╔══
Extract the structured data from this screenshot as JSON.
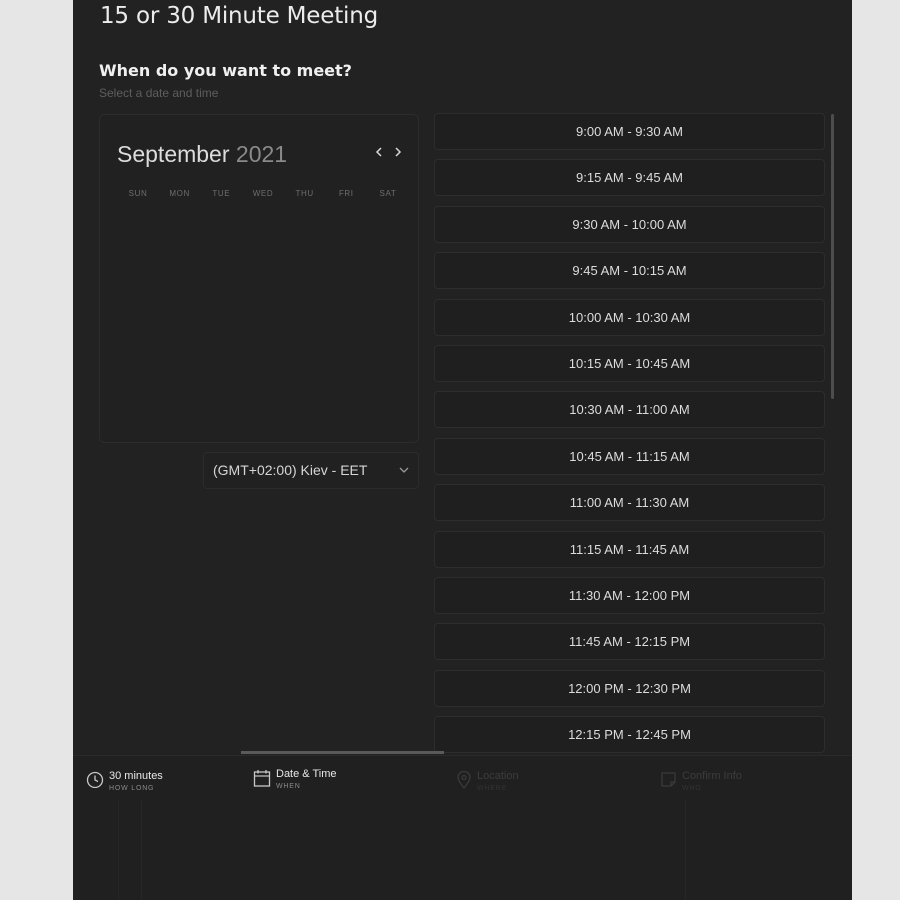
{
  "header": {
    "title": "15 or 30 Minute Meeting",
    "question": "When do you want to meet?",
    "subtitle": "Select a date and time"
  },
  "calendar": {
    "month": "September",
    "year": "2021",
    "weekdays": [
      "SUN",
      "MON",
      "TUE",
      "WED",
      "THU",
      "FRI",
      "SAT"
    ]
  },
  "timezone": {
    "selected": "(GMT+02:00) Kiev - EET"
  },
  "time_slots": [
    "9:00 AM - 9:30 AM",
    "9:15 AM - 9:45 AM",
    "9:30 AM - 10:00 AM",
    "9:45 AM - 10:15 AM",
    "10:00 AM - 10:30 AM",
    "10:15 AM - 10:45 AM",
    "10:30 AM - 11:00 AM",
    "10:45 AM - 11:15 AM",
    "11:00 AM - 11:30 AM",
    "11:15 AM - 11:45 AM",
    "11:30 AM - 12:00 PM",
    "11:45 AM - 12:15 PM",
    "12:00 PM - 12:30 PM",
    "12:15 PM - 12:45 PM"
  ],
  "steps": [
    {
      "label": "30 minutes",
      "sub": "HOW LONG",
      "icon": "clock-icon",
      "state": "done"
    },
    {
      "label": "Date & Time",
      "sub": "WHEN",
      "icon": "calendar-icon",
      "state": "active"
    },
    {
      "label": "Location",
      "sub": "WHERE",
      "icon": "location-pin-icon",
      "state": "disabled"
    },
    {
      "label": "Confirm Info",
      "sub": "WHO",
      "icon": "note-icon",
      "state": "disabled"
    }
  ],
  "colors": {
    "panel_bg": "#222222",
    "page_bg": "#e6e6e6",
    "slot_border": "#2d2d2d",
    "muted_text": "#5e5e5e"
  }
}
╚══
▸ TASK STATEMENT:
Say the number of lines in the listing that hold "label", with no added words.

▸ COMPLETED TASK:
4